↓

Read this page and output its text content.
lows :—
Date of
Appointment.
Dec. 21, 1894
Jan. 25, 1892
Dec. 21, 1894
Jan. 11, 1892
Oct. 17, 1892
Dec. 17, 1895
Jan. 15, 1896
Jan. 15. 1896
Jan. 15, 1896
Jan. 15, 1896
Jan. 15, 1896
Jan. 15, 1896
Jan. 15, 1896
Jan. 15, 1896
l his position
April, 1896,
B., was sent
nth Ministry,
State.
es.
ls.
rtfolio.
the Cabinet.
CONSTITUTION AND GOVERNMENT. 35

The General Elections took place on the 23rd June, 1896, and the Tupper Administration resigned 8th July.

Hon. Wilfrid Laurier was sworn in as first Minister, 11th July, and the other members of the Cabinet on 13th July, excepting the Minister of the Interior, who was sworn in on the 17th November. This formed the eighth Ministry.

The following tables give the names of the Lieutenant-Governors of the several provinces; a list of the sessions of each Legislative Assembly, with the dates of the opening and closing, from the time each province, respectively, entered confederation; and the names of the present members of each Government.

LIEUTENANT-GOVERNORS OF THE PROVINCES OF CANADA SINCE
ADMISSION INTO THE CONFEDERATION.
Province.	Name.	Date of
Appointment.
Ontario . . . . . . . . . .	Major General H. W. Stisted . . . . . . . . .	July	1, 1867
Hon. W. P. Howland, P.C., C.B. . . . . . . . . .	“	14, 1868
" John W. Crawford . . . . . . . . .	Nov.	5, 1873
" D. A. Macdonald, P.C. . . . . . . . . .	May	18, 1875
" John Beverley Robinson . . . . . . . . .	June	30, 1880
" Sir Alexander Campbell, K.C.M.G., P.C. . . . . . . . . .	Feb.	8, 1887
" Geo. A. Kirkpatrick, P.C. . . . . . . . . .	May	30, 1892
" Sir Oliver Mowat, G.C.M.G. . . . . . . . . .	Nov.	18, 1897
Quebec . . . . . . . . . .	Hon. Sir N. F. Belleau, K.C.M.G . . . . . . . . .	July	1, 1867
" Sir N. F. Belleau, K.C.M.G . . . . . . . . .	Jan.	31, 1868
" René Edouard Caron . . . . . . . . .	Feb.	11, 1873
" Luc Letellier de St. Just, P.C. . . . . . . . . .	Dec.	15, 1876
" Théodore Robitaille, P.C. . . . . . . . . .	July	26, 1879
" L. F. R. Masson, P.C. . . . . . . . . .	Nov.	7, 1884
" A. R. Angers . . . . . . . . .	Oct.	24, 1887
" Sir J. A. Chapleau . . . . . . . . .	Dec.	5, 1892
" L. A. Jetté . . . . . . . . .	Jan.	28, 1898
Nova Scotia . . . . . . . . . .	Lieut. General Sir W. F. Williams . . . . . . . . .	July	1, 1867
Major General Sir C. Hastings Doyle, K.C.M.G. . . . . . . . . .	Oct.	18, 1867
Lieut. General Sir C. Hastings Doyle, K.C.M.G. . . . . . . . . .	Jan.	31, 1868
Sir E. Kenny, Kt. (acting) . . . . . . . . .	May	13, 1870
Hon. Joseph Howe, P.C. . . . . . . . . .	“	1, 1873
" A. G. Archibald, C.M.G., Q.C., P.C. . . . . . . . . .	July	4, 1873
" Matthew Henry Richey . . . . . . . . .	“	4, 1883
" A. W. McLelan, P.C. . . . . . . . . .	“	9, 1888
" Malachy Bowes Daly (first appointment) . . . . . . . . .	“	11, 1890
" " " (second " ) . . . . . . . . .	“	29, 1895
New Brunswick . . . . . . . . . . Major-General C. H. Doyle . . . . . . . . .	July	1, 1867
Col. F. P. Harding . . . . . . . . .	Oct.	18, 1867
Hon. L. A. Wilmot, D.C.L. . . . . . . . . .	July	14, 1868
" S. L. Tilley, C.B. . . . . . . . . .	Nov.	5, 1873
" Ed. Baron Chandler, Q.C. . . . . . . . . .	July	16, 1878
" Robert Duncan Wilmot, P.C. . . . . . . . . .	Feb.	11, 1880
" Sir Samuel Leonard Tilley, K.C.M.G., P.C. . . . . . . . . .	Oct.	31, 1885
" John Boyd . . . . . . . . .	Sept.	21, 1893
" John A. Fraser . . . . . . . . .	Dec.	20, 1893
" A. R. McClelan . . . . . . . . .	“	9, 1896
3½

↑

◆ Your instructions ◆
Scan the material above for the string "Doyle" and report each line where you find it.

◆ Answer to this task ◆
Major General Sir C. Hastings Doyle, K.C.M.G. . . . . . . . . .	Oct.	18, 1867
Lieut. General Sir C. Hastings Doyle, K.C.M.G. . . . . . . . . .	Jan.	31, 1868
New Brunswick . . . . . . . . . . Major-General C. H. Doyle . . . . . . . . .	July	1, 1867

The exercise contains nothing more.